#### Dataset entries on figures
*-*-*
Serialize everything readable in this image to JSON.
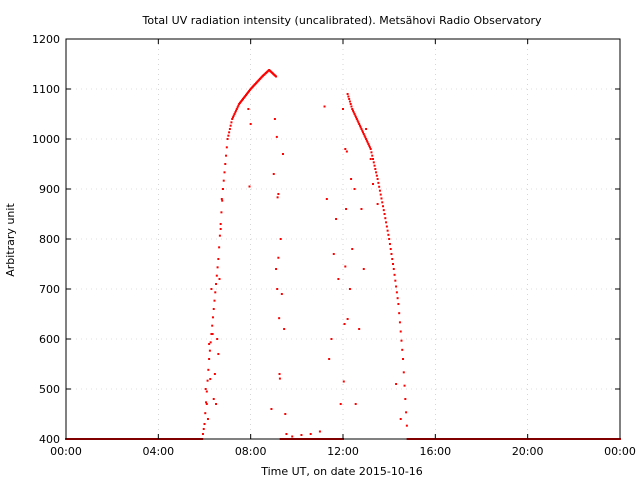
{
  "chart_data": {
    "type": "scatter",
    "title": "Total UV radiation intensity (uncalibrated). Metsähovi Radio Observatory",
    "xlabel": "Time UT, on date 2015-10-16",
    "ylabel": "Arbitrary unit",
    "xlim": [
      "00:00",
      "24:00"
    ],
    "ylim": [
      400,
      1200
    ],
    "x_ticks": [
      "00:00",
      "04:00",
      "08:00",
      "12:00",
      "16:00",
      "20:00",
      "00:00"
    ],
    "y_ticks": [
      400,
      500,
      600,
      700,
      800,
      900,
      1000,
      1100,
      1200
    ],
    "grid": true,
    "legend": "none",
    "marker_color": "#ff0000",
    "x_unit": "hours UT",
    "envelope": [
      [
        0.0,
        400
      ],
      [
        5.9,
        400
      ],
      [
        6.0,
        430
      ],
      [
        6.2,
        560
      ],
      [
        6.4,
        660
      ],
      [
        6.6,
        760
      ],
      [
        6.8,
        900
      ],
      [
        7.0,
        1000
      ],
      [
        7.2,
        1040
      ],
      [
        7.5,
        1070
      ],
      [
        8.0,
        1100
      ],
      [
        8.5,
        1125
      ],
      [
        8.8,
        1138
      ],
      [
        9.1,
        1125
      ],
      [
        9.3,
        400
      ],
      [
        12.0,
        400
      ],
      [
        12.2,
        1090
      ],
      [
        12.4,
        1060
      ],
      [
        12.6,
        1040
      ],
      [
        12.9,
        1010
      ],
      [
        13.2,
        980
      ],
      [
        13.5,
        920
      ],
      [
        13.8,
        850
      ],
      [
        14.0,
        800
      ],
      [
        14.2,
        740
      ],
      [
        14.4,
        670
      ],
      [
        14.6,
        560
      ],
      [
        14.8,
        400
      ],
      [
        24.0,
        400
      ]
    ],
    "scatter": [
      [
        6.05,
        500
      ],
      [
        6.1,
        470
      ],
      [
        6.15,
        440
      ],
      [
        6.2,
        590
      ],
      [
        6.25,
        520
      ],
      [
        6.3,
        700
      ],
      [
        6.35,
        610
      ],
      [
        6.4,
        480
      ],
      [
        6.45,
        530
      ],
      [
        6.5,
        470
      ],
      [
        6.55,
        600
      ],
      [
        6.6,
        570
      ],
      [
        6.65,
        720
      ],
      [
        6.7,
        820
      ],
      [
        6.75,
        880
      ],
      [
        7.9,
        1060
      ],
      [
        7.95,
        905
      ],
      [
        8.0,
        1030
      ],
      [
        8.9,
        460
      ],
      [
        9.0,
        930
      ],
      [
        9.05,
        1040
      ],
      [
        9.1,
        740
      ],
      [
        9.15,
        700
      ],
      [
        9.2,
        890
      ],
      [
        9.25,
        530
      ],
      [
        9.3,
        800
      ],
      [
        9.35,
        690
      ],
      [
        9.4,
        970
      ],
      [
        9.45,
        620
      ],
      [
        9.5,
        450
      ],
      [
        9.55,
        410
      ],
      [
        9.8,
        405
      ],
      [
        10.2,
        408
      ],
      [
        10.6,
        410
      ],
      [
        11.0,
        415
      ],
      [
        11.2,
        1065
      ],
      [
        11.3,
        880
      ],
      [
        11.4,
        560
      ],
      [
        11.5,
        600
      ],
      [
        11.6,
        770
      ],
      [
        11.7,
        840
      ],
      [
        11.8,
        720
      ],
      [
        11.9,
        470
      ],
      [
        12.0,
        1060
      ],
      [
        12.1,
        980
      ],
      [
        12.2,
        640
      ],
      [
        12.3,
        700
      ],
      [
        12.35,
        920
      ],
      [
        12.4,
        780
      ],
      [
        12.5,
        900
      ],
      [
        12.55,
        470
      ],
      [
        12.7,
        620
      ],
      [
        12.8,
        860
      ],
      [
        12.9,
        740
      ],
      [
        13.0,
        1020
      ],
      [
        13.2,
        960
      ],
      [
        13.3,
        910
      ],
      [
        13.5,
        870
      ],
      [
        14.3,
        510
      ],
      [
        14.5,
        440
      ]
    ]
  }
}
*-*-*
#### YOUR TASK
Give every line back word for word and leave the pictures out.

#### EXERCISE RESULT
Serialize everything readable in this image to JSON.
{
  "chart_data": {
    "type": "scatter",
    "title": "Total UV radiation intensity (uncalibrated). Metsähovi Radio Observatory",
    "xlabel": "Time UT, on date 2015-10-16",
    "ylabel": "Arbitrary unit",
    "xlim": [
      "00:00",
      "24:00"
    ],
    "ylim": [
      400,
      1200
    ],
    "x_ticks": [
      "00:00",
      "04:00",
      "08:00",
      "12:00",
      "16:00",
      "20:00",
      "00:00"
    ],
    "y_ticks": [
      400,
      500,
      600,
      700,
      800,
      900,
      1000,
      1100,
      1200
    ],
    "grid": true,
    "legend": "none",
    "marker_color": "#ff0000",
    "x_unit": "hours UT",
    "envelope": [
      [
        0.0,
        400
      ],
      [
        5.9,
        400
      ],
      [
        6.0,
        430
      ],
      [
        6.2,
        560
      ],
      [
        6.4,
        660
      ],
      [
        6.6,
        760
      ],
      [
        6.8,
        900
      ],
      [
        7.0,
        1000
      ],
      [
        7.2,
        1040
      ],
      [
        7.5,
        1070
      ],
      [
        8.0,
        1100
      ],
      [
        8.5,
        1125
      ],
      [
        8.8,
        1138
      ],
      [
        9.1,
        1125
      ],
      [
        9.3,
        400
      ],
      [
        12.0,
        400
      ],
      [
        12.2,
        1090
      ],
      [
        12.4,
        1060
      ],
      [
        12.6,
        1040
      ],
      [
        12.9,
        1010
      ],
      [
        13.2,
        980
      ],
      [
        13.5,
        920
      ],
      [
        13.8,
        850
      ],
      [
        14.0,
        800
      ],
      [
        14.2,
        740
      ],
      [
        14.4,
        670
      ],
      [
        14.6,
        560
      ],
      [
        14.8,
        400
      ],
      [
        24.0,
        400
      ]
    ],
    "scatter": [
      [
        6.05,
        500
      ],
      [
        6.1,
        470
      ],
      [
        6.15,
        440
      ],
      [
        6.2,
        590
      ],
      [
        6.25,
        520
      ],
      [
        6.3,
        700
      ],
      [
        6.35,
        610
      ],
      [
        6.4,
        480
      ],
      [
        6.45,
        530
      ],
      [
        6.5,
        470
      ],
      [
        6.55,
        600
      ],
      [
        6.6,
        570
      ],
      [
        6.65,
        720
      ],
      [
        6.7,
        820
      ],
      [
        6.75,
        880
      ],
      [
        7.9,
        1060
      ],
      [
        7.95,
        905
      ],
      [
        8.0,
        1030
      ],
      [
        8.9,
        460
      ],
      [
        9.0,
        930
      ],
      [
        9.05,
        1040
      ],
      [
        9.1,
        740
      ],
      [
        9.15,
        700
      ],
      [
        9.2,
        890
      ],
      [
        9.25,
        530
      ],
      [
        9.3,
        800
      ],
      [
        9.35,
        690
      ],
      [
        9.4,
        970
      ],
      [
        9.45,
        620
      ],
      [
        9.5,
        450
      ],
      [
        9.55,
        410
      ],
      [
        9.8,
        405
      ],
      [
        10.2,
        408
      ],
      [
        10.6,
        410
      ],
      [
        11.0,
        415
      ],
      [
        11.2,
        1065
      ],
      [
        11.3,
        880
      ],
      [
        11.4,
        560
      ],
      [
        11.5,
        600
      ],
      [
        11.6,
        770
      ],
      [
        11.7,
        840
      ],
      [
        11.8,
        720
      ],
      [
        11.9,
        470
      ],
      [
        12.0,
        1060
      ],
      [
        12.1,
        980
      ],
      [
        12.2,
        640
      ],
      [
        12.3,
        700
      ],
      [
        12.35,
        920
      ],
      [
        12.4,
        780
      ],
      [
        12.5,
        900
      ],
      [
        12.55,
        470
      ],
      [
        12.7,
        620
      ],
      [
        12.8,
        860
      ],
      [
        12.9,
        740
      ],
      [
        13.0,
        1020
      ],
      [
        13.2,
        960
      ],
      [
        13.3,
        910
      ],
      [
        13.5,
        870
      ],
      [
        14.3,
        510
      ],
      [
        14.5,
        440
      ]
    ]
  }
}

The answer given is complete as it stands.